* _STATED TASK_: Transcribe every line exactly and omit anything that is a picture.

++++ PROVIDED DATA ++++

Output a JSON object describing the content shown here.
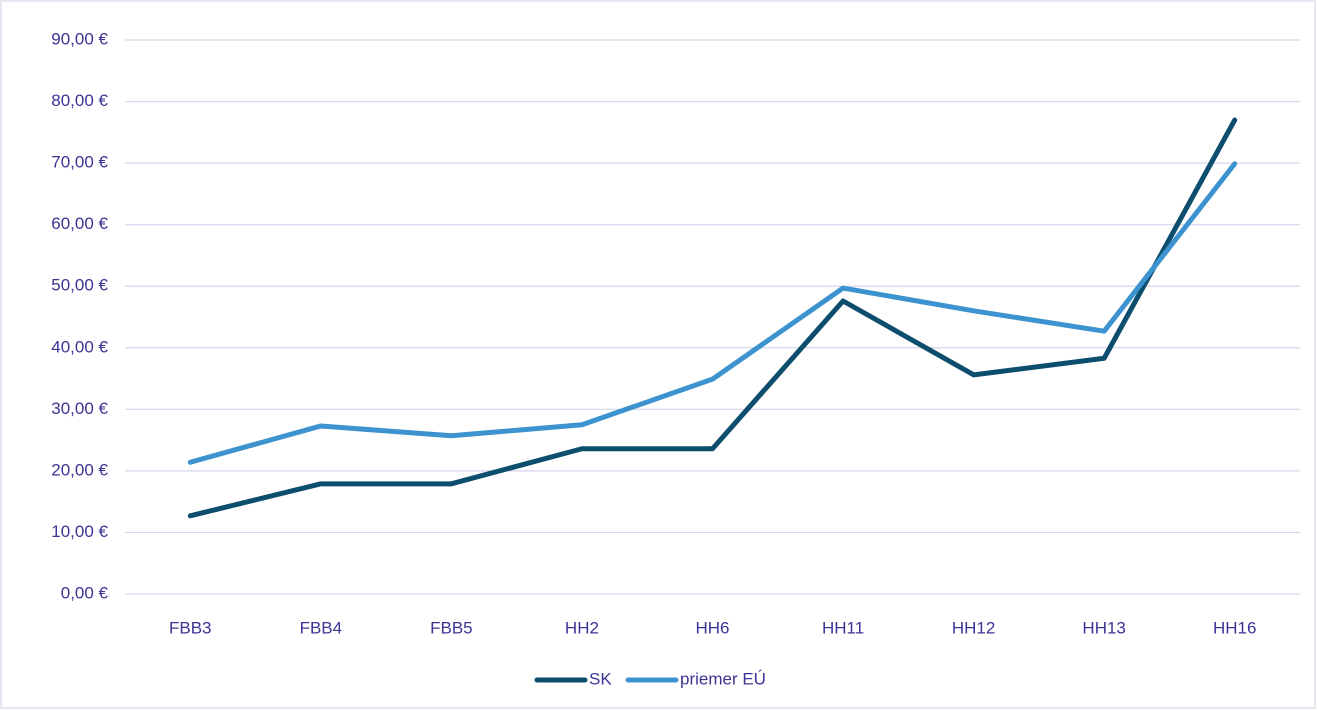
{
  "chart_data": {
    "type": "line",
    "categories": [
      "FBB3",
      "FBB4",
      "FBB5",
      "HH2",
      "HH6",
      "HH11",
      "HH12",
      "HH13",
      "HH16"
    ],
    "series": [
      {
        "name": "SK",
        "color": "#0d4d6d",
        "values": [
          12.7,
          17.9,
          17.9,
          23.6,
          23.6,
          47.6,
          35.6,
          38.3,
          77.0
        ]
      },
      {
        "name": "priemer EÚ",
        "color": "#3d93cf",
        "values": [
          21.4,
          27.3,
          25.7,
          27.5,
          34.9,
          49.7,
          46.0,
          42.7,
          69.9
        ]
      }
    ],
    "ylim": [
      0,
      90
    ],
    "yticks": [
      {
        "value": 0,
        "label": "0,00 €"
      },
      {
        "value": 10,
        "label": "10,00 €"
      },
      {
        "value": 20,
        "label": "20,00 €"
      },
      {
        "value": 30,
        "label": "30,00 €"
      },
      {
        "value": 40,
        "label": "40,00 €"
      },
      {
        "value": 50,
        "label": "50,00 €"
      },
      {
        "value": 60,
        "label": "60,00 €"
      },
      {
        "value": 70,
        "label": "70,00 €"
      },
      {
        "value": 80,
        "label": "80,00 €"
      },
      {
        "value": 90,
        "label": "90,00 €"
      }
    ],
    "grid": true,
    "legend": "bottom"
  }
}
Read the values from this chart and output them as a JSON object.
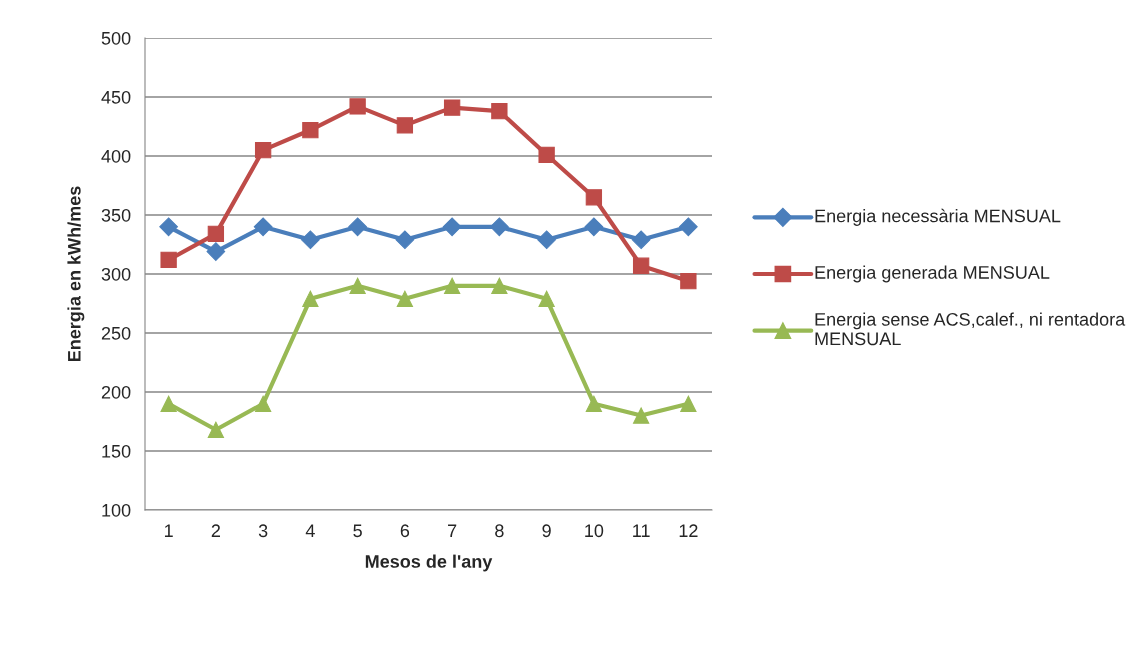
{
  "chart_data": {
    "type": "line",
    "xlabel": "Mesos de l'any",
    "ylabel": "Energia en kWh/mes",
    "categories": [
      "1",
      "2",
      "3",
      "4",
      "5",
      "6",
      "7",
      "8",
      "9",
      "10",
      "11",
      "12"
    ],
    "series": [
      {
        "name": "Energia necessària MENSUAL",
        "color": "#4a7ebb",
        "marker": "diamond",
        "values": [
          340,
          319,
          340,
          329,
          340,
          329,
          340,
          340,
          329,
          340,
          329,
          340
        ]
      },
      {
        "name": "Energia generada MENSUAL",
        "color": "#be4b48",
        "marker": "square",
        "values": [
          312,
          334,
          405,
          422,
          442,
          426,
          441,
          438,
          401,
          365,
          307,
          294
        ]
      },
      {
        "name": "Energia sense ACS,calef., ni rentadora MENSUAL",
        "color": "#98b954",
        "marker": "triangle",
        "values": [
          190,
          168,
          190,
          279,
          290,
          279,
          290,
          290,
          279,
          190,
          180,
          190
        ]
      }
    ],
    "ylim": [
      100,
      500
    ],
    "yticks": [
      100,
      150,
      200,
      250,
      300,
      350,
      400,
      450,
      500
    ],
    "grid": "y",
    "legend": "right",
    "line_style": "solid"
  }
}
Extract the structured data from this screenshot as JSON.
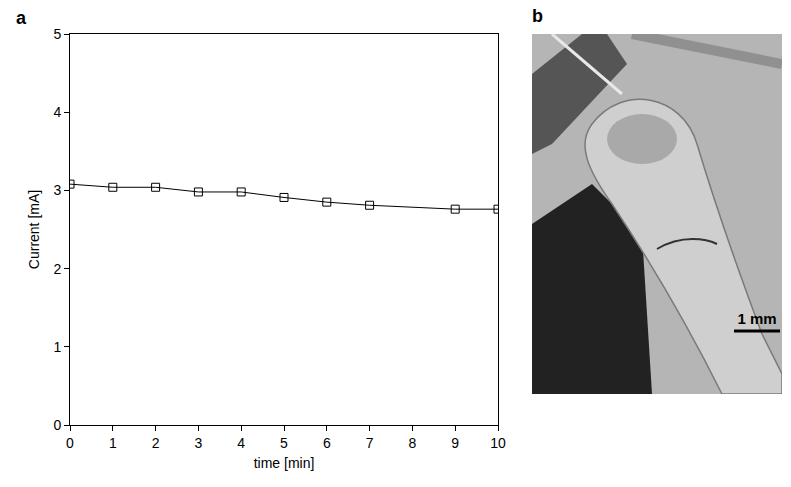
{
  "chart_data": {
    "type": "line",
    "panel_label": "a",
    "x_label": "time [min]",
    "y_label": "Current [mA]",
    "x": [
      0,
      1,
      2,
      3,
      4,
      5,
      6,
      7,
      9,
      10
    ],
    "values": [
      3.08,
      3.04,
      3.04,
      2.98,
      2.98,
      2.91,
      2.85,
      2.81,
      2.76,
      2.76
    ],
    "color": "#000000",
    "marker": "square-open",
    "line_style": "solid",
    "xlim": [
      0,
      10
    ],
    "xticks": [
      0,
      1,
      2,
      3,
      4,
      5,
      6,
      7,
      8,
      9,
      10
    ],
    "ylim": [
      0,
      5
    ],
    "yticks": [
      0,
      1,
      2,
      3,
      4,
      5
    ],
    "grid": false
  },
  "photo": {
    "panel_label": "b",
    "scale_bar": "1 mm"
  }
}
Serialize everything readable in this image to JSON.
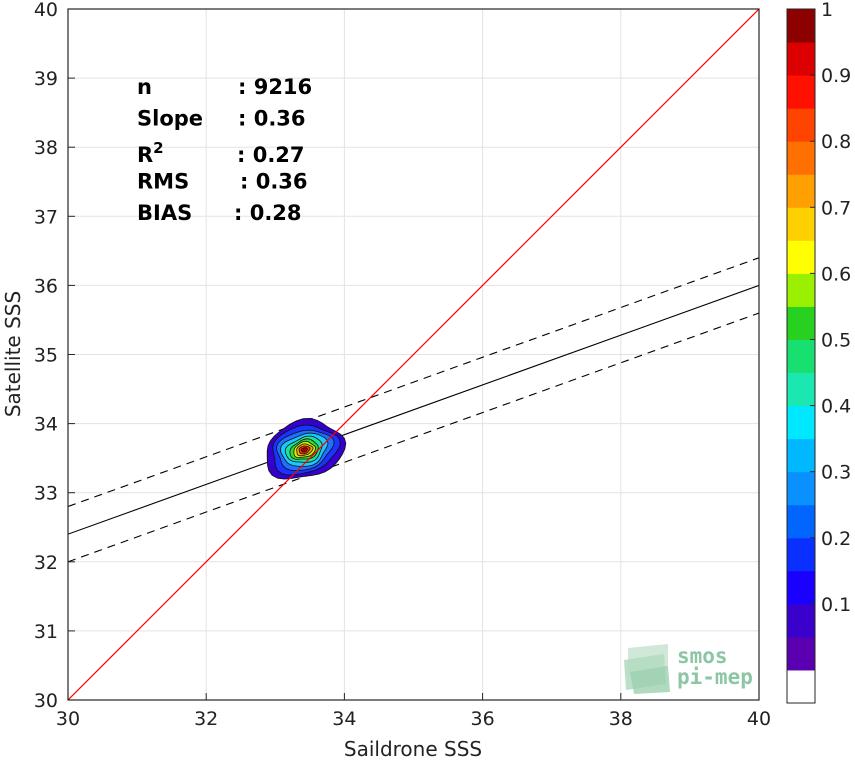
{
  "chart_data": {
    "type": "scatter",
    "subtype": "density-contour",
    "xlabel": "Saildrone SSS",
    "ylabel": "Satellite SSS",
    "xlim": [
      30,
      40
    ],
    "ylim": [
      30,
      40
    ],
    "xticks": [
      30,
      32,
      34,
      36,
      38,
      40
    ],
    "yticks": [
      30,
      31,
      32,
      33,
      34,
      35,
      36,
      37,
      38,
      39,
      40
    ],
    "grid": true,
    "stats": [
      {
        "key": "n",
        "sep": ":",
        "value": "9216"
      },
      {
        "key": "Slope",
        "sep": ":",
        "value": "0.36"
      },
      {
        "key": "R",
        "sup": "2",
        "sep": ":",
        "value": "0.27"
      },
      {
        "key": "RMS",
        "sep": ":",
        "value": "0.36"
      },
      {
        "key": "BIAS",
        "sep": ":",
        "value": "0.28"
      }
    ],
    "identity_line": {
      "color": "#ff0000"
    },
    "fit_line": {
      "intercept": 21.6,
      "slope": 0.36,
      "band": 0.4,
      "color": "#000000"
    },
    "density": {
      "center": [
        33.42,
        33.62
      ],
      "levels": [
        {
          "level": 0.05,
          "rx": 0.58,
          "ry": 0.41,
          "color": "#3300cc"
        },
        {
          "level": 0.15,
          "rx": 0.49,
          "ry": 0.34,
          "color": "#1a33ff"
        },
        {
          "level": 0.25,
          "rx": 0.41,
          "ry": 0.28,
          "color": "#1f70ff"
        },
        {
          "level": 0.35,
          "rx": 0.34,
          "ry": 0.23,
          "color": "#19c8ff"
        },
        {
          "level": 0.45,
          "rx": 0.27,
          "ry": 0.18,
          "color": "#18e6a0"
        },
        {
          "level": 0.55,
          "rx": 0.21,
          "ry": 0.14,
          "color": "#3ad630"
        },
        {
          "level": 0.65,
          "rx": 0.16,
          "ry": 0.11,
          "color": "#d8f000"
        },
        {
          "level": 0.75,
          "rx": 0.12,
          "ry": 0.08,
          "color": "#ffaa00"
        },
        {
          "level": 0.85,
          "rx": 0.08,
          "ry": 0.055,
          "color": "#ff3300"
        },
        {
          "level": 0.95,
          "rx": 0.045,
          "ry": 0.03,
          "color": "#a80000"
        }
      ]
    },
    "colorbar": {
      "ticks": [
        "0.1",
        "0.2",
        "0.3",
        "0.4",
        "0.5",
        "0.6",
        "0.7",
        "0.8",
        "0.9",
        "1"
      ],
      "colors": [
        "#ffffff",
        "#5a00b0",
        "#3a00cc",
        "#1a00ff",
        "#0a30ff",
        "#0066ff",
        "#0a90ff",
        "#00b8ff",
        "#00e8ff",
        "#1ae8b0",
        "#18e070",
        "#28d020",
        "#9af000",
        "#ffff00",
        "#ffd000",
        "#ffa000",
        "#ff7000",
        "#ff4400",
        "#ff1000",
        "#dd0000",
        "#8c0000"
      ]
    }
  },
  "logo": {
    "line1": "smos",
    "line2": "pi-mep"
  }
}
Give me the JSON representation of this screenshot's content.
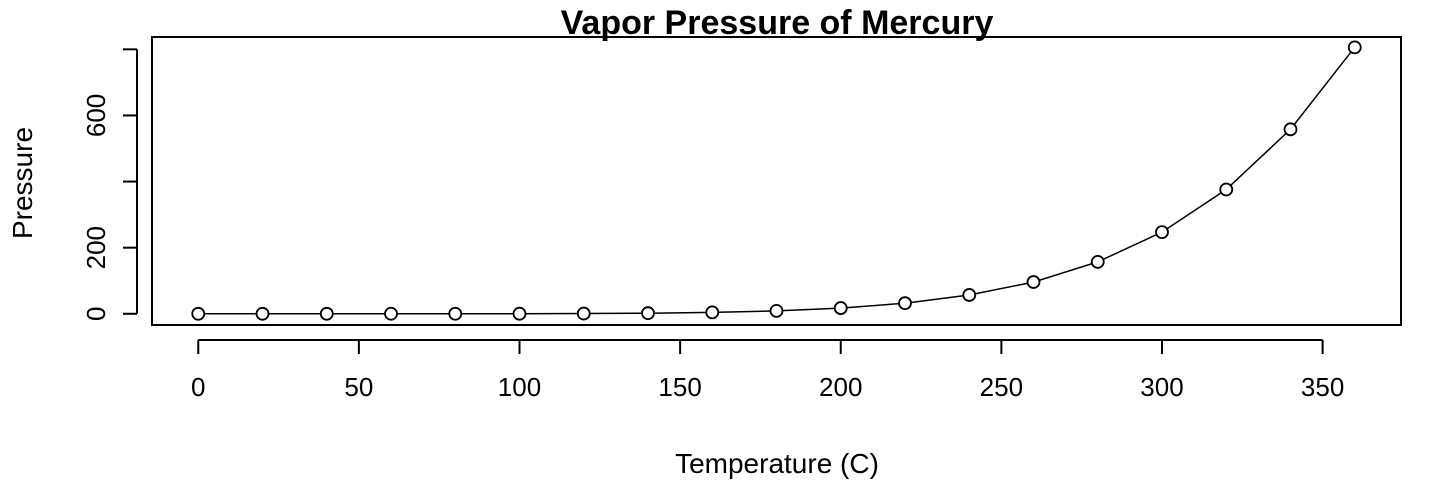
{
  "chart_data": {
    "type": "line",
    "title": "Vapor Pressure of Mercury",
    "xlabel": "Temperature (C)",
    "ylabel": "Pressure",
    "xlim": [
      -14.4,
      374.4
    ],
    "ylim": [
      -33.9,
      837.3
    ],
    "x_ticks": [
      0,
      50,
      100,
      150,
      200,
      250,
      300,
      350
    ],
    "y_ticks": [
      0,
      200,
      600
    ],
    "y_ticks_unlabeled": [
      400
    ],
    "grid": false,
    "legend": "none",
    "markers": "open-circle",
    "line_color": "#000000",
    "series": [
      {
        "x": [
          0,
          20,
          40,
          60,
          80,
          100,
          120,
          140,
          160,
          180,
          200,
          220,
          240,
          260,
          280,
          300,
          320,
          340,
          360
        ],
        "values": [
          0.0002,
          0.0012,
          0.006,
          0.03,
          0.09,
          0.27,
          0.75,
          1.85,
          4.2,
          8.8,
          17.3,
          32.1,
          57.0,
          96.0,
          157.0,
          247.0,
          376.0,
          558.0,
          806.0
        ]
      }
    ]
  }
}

++++

* _THE SOLUTION_:
Output a JSON object describing the content shown here.
{
  "chart_data": {
    "type": "line",
    "categories": [
      "FBB3",
      "FBB4",
      "FBB5",
      "HH2",
      "HH6",
      "HH11",
      "HH12",
      "HH13",
      "HH16"
    ],
    "series": [
      {
        "name": "SK",
        "color": "#0d4d6d",
        "values": [
          12.7,
          17.9,
          17.9,
          23.6,
          23.6,
          47.6,
          35.6,
          38.3,
          77.0
        ]
      },
      {
        "name": "priemer EÚ",
        "color": "#3d93cf",
        "values": [
          21.4,
          27.3,
          25.7,
          27.5,
          34.9,
          49.7,
          46.0,
          42.7,
          69.9
        ]
      }
    ],
    "ylim": [
      0,
      90
    ],
    "yticks": [
      {
        "value": 0,
        "label": "0,00 €"
      },
      {
        "value": 10,
        "label": "10,00 €"
      },
      {
        "value": 20,
        "label": "20,00 €"
      },
      {
        "value": 30,
        "label": "30,00 €"
      },
      {
        "value": 40,
        "label": "40,00 €"
      },
      {
        "value": 50,
        "label": "50,00 €"
      },
      {
        "value": 60,
        "label": "60,00 €"
      },
      {
        "value": 70,
        "label": "70,00 €"
      },
      {
        "value": 80,
        "label": "80,00 €"
      },
      {
        "value": 90,
        "label": "90,00 €"
      }
    ],
    "grid": true,
    "legend": "bottom"
  }
}
Read the values from this chart and output them as a JSON object.
{
  "chart_data": {
    "type": "line",
    "xlabel": "Mesos de l'any",
    "ylabel": "Energia en kWh/mes",
    "categories": [
      "1",
      "2",
      "3",
      "4",
      "5",
      "6",
      "7",
      "8",
      "9",
      "10",
      "11",
      "12"
    ],
    "series": [
      {
        "name": "Energia necessària MENSUAL",
        "color": "#4a7ebb",
        "marker": "diamond",
        "values": [
          340,
          319,
          340,
          329,
          340,
          329,
          340,
          340,
          329,
          340,
          329,
          340
        ]
      },
      {
        "name": "Energia generada MENSUAL",
        "color": "#be4b48",
        "marker": "square",
        "values": [
          312,
          334,
          405,
          422,
          442,
          426,
          441,
          438,
          401,
          365,
          307,
          294
        ]
      },
      {
        "name": "Energia sense ACS,calef., ni rentadora MENSUAL",
        "color": "#98b954",
        "marker": "triangle",
        "values": [
          190,
          168,
          190,
          279,
          290,
          279,
          290,
          290,
          279,
          190,
          180,
          190
        ]
      }
    ],
    "ylim": [
      100,
      500
    ],
    "yticks": [
      100,
      150,
      200,
      250,
      300,
      350,
      400,
      450,
      500
    ],
    "grid": "y",
    "legend": "right",
    "line_style": "solid"
  }
}
Extract the structured data from this screenshot as JSON.
{
  "chart_data": {
    "type": "line",
    "panel_label": "a",
    "x_label": "time [min]",
    "y_label": "Current [mA]",
    "x": [
      0,
      1,
      2,
      3,
      4,
      5,
      6,
      7,
      9,
      10
    ],
    "values": [
      3.08,
      3.04,
      3.04,
      2.98,
      2.98,
      2.91,
      2.85,
      2.81,
      2.76,
      2.76
    ],
    "color": "#000000",
    "marker": "square-open",
    "line_style": "solid",
    "xlim": [
      0,
      10
    ],
    "xticks": [
      0,
      1,
      2,
      3,
      4,
      5,
      6,
      7,
      8,
      9,
      10
    ],
    "ylim": [
      0,
      5
    ],
    "yticks": [
      0,
      1,
      2,
      3,
      4,
      5
    ],
    "grid": false
  },
  "photo": {
    "panel_label": "b",
    "scale_bar": "1 mm"
  }
}
Serialize everything readable in this image to JSON.
{
  "chart_data": {
    "type": "scatter",
    "subtype": "density-contour",
    "xlabel": "Saildrone SSS",
    "ylabel": "Satellite SSS",
    "xlim": [
      30,
      40
    ],
    "ylim": [
      30,
      40
    ],
    "xticks": [
      30,
      32,
      34,
      36,
      38,
      40
    ],
    "yticks": [
      30,
      31,
      32,
      33,
      34,
      35,
      36,
      37,
      38,
      39,
      40
    ],
    "grid": true,
    "stats": [
      {
        "key": "n",
        "sep": ":",
        "value": "9216"
      },
      {
        "key": "Slope",
        "sep": ":",
        "value": "0.36"
      },
      {
        "key": "R",
        "sup": "2",
        "sep": ":",
        "value": "0.27"
      },
      {
        "key": "RMS",
        "sep": ":",
        "value": "0.36"
      },
      {
        "key": "BIAS",
        "sep": ":",
        "value": "0.28"
      }
    ],
    "identity_line": {
      "color": "#ff0000"
    },
    "fit_line": {
      "intercept": 21.6,
      "slope": 0.36,
      "band": 0.4,
      "color": "#000000"
    },
    "density": {
      "center": [
        33.42,
        33.62
      ],
      "levels": [
        {
          "level": 0.05,
          "rx": 0.58,
          "ry": 0.41,
          "color": "#3300cc"
        },
        {
          "level": 0.15,
          "rx": 0.49,
          "ry": 0.34,
          "color": "#1a33ff"
        },
        {
          "level": 0.25,
          "rx": 0.41,
          "ry": 0.28,
          "color": "#1f70ff"
        },
        {
          "level": 0.35,
          "rx": 0.34,
          "ry": 0.23,
          "color": "#19c8ff"
        },
        {
          "level": 0.45,
          "rx": 0.27,
          "ry": 0.18,
          "color": "#18e6a0"
        },
        {
          "level": 0.55,
          "rx": 0.21,
          "ry": 0.14,
          "color": "#3ad630"
        },
        {
          "level": 0.65,
          "rx": 0.16,
          "ry": 0.11,
          "color": "#d8f000"
        },
        {
          "level": 0.75,
          "rx": 0.12,
          "ry": 0.08,
          "color": "#ffaa00"
        },
        {
          "level": 0.85,
          "rx": 0.08,
          "ry": 0.055,
          "color": "#ff3300"
        },
        {
          "level": 0.95,
          "rx": 0.045,
          "ry": 0.03,
          "color": "#a80000"
        }
      ]
    },
    "colorbar": {
      "ticks": [
        "0.1",
        "0.2",
        "0.3",
        "0.4",
        "0.5",
        "0.6",
        "0.7",
        "0.8",
        "0.9",
        "1"
      ],
      "colors": [
        "#ffffff",
        "#5a00b0",
        "#3a00cc",
        "#1a00ff",
        "#0a30ff",
        "#0066ff",
        "#0a90ff",
        "#00b8ff",
        "#00e8ff",
        "#1ae8b0",
        "#18e070",
        "#28d020",
        "#9af000",
        "#ffff00",
        "#ffd000",
        "#ffa000",
        "#ff7000",
        "#ff4400",
        "#ff1000",
        "#dd0000",
        "#8c0000"
      ]
    }
  },
  "logo": {
    "line1": "smos",
    "line2": "pi-mep"
  }
}
Give me the JSON representation of this screenshot's content.
{
  "chart_data": {
    "type": "line",
    "title": "Vapor Pressure of Mercury",
    "xlabel": "Temperature (C)",
    "ylabel": "Pressure",
    "xlim": [
      -14.4,
      374.4
    ],
    "ylim": [
      -33.9,
      837.3
    ],
    "x_ticks": [
      0,
      50,
      100,
      150,
      200,
      250,
      300,
      350
    ],
    "y_ticks": [
      0,
      200,
      600
    ],
    "y_ticks_unlabeled": [
      400
    ],
    "grid": false,
    "legend": "none",
    "markers": "open-circle",
    "line_color": "#000000",
    "series": [
      {
        "x": [
          0,
          20,
          40,
          60,
          80,
          100,
          120,
          140,
          160,
          180,
          200,
          220,
          240,
          260,
          280,
          300,
          320,
          340,
          360
        ],
        "values": [
          0.0002,
          0.0012,
          0.006,
          0.03,
          0.09,
          0.27,
          0.75,
          1.85,
          4.2,
          8.8,
          17.3,
          32.1,
          57.0,
          96.0,
          157.0,
          247.0,
          376.0,
          558.0,
          806.0
        ]
      }
    ]
  }
}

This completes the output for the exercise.